The problem
Gather all lines in the records below that include the word "subtitle".

Dataset items:
[start]
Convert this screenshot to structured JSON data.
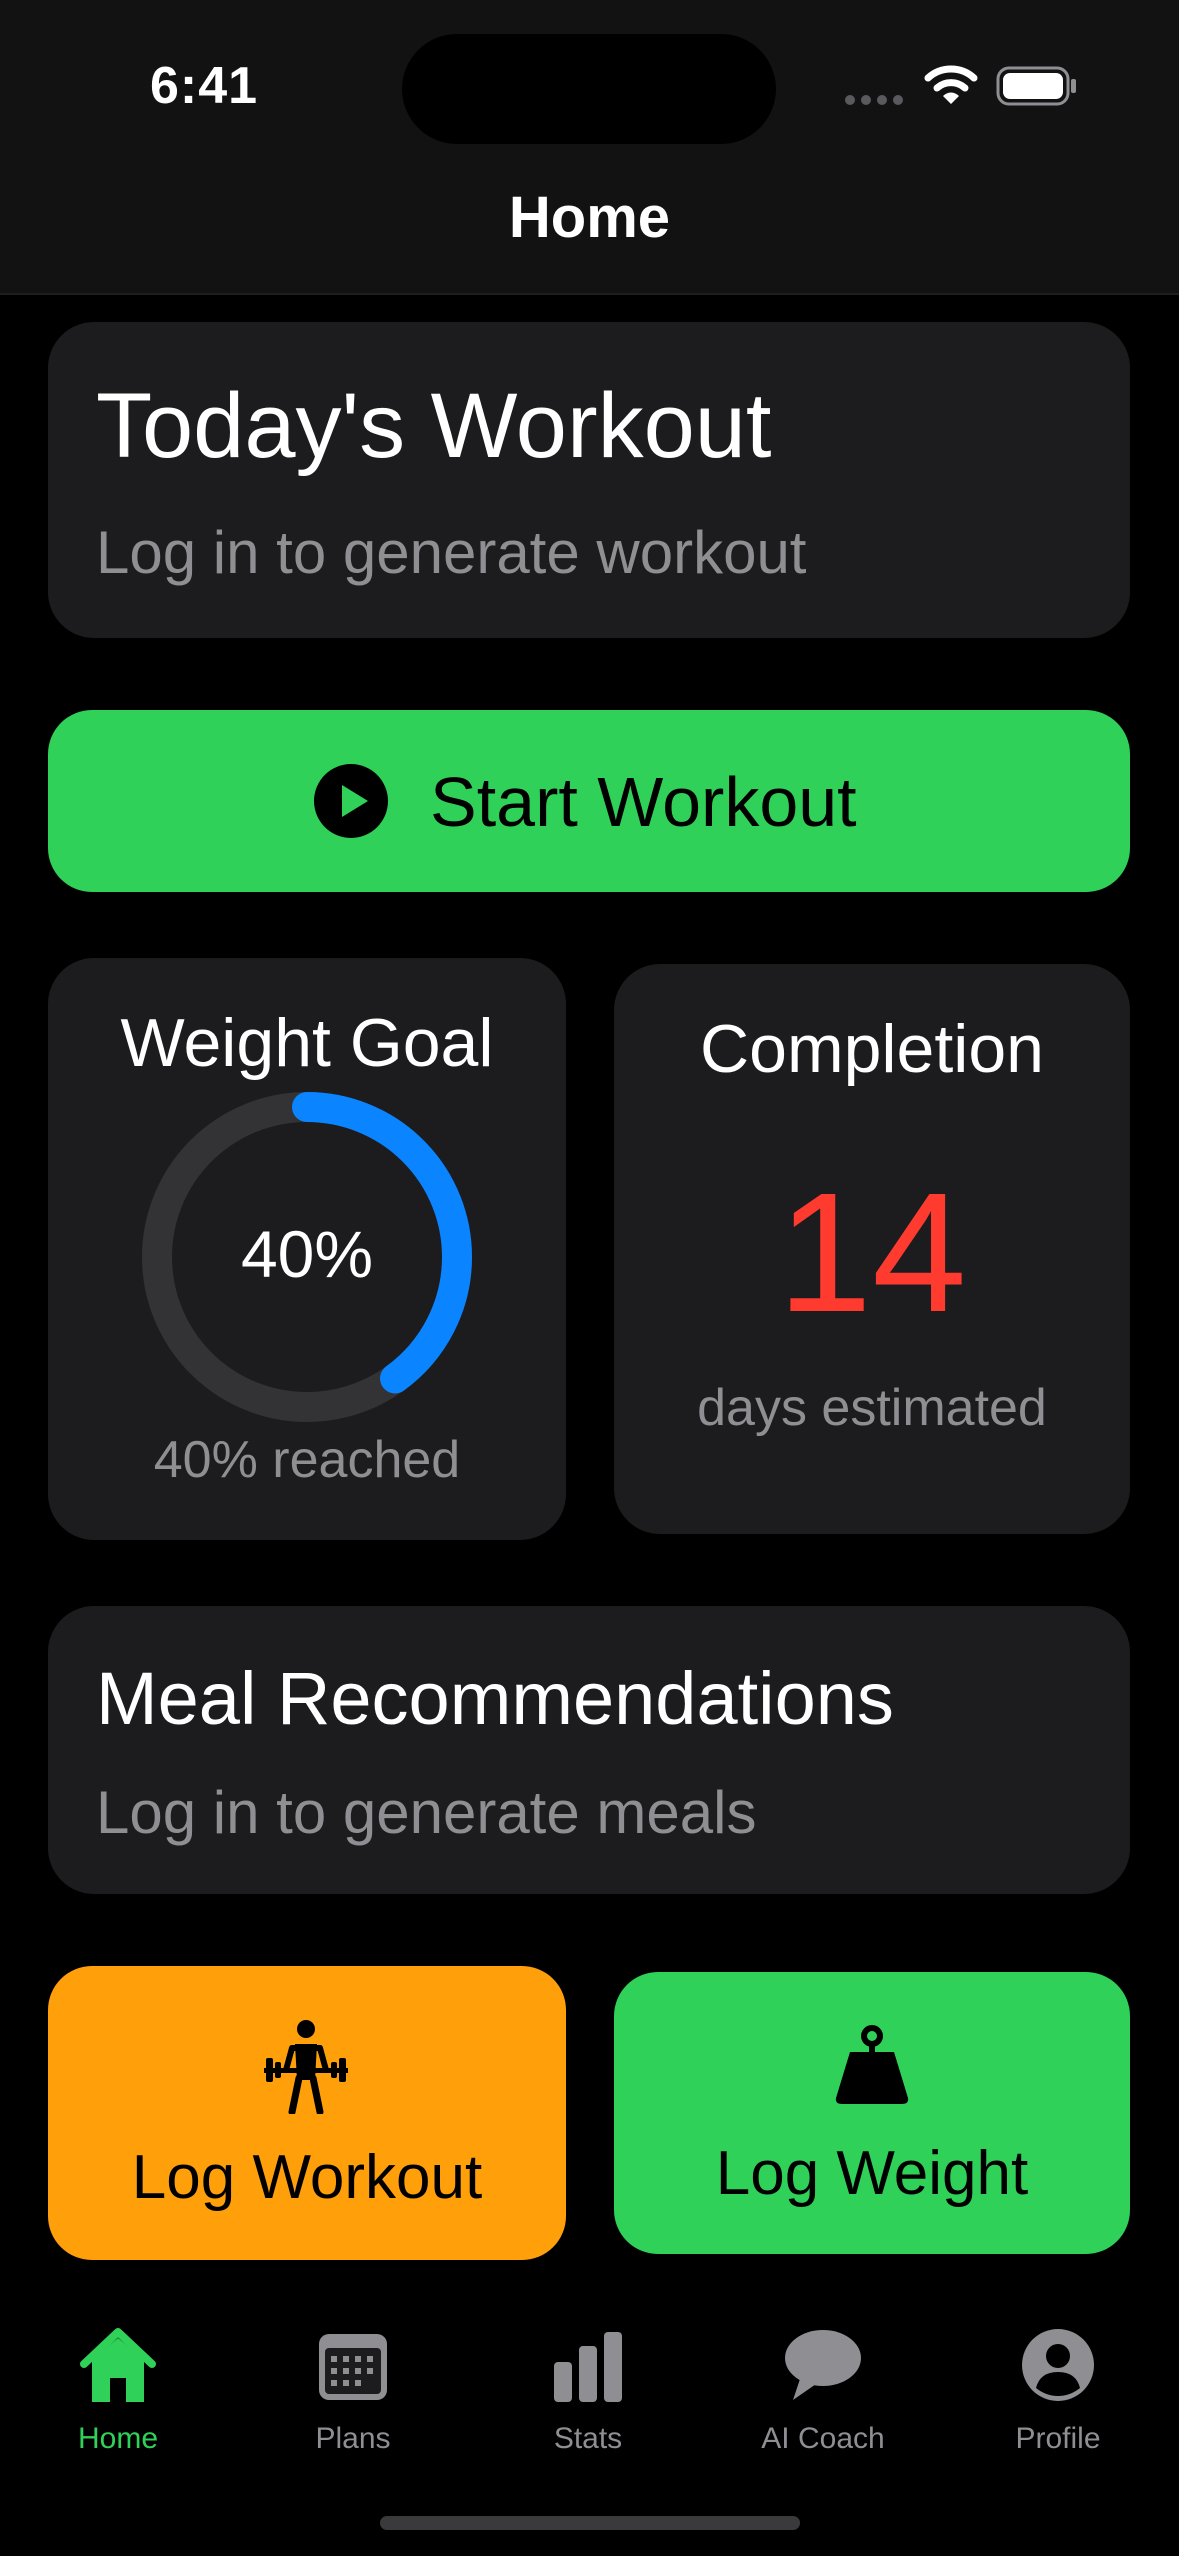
{
  "status_bar": {
    "time": "6:41",
    "icons": [
      "signal-icon",
      "wifi-icon",
      "battery-icon"
    ]
  },
  "nav": {
    "title": "Home"
  },
  "todays_workout": {
    "title": "Today's Workout",
    "subtitle": "Log in to generate workout"
  },
  "start_workout": {
    "label": "Start Workout",
    "icon": "play-circle-icon"
  },
  "weight_goal": {
    "title": "Weight Goal",
    "progress_fraction": 0.4,
    "progress_label": "40%",
    "caption": "40% reached"
  },
  "completion": {
    "title": "Completion",
    "value": "14",
    "caption": "days estimated"
  },
  "meal_recommendations": {
    "title": "Meal Recommendations",
    "subtitle": "Log in to generate meals"
  },
  "actions": {
    "log_workout": {
      "label": "Log Workout",
      "icon": "weightlifter-icon"
    },
    "log_weight": {
      "label": "Log Weight",
      "icon": "kettlebell-icon"
    }
  },
  "tab_bar": {
    "items": [
      {
        "label": "Home",
        "icon": "house-icon",
        "active": true
      },
      {
        "label": "Plans",
        "icon": "calendar-icon",
        "active": false
      },
      {
        "label": "Stats",
        "icon": "bar-chart-icon",
        "active": false
      },
      {
        "label": "AI Coach",
        "icon": "chat-bubble-icon",
        "active": false
      },
      {
        "label": "Profile",
        "icon": "person-circle-icon",
        "active": false
      }
    ]
  },
  "colors": {
    "accent_green": "#30d158",
    "accent_orange": "#ff9f0a",
    "accent_blue": "#0a84ff",
    "accent_red": "#ff3b30",
    "card_bg": "#1c1c1e",
    "secondary_text": "#8e8e93"
  }
}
[end]
Worked solution
    "subtitle": "Log in to generate workout"
    "subtitle": "Log in to generate meals"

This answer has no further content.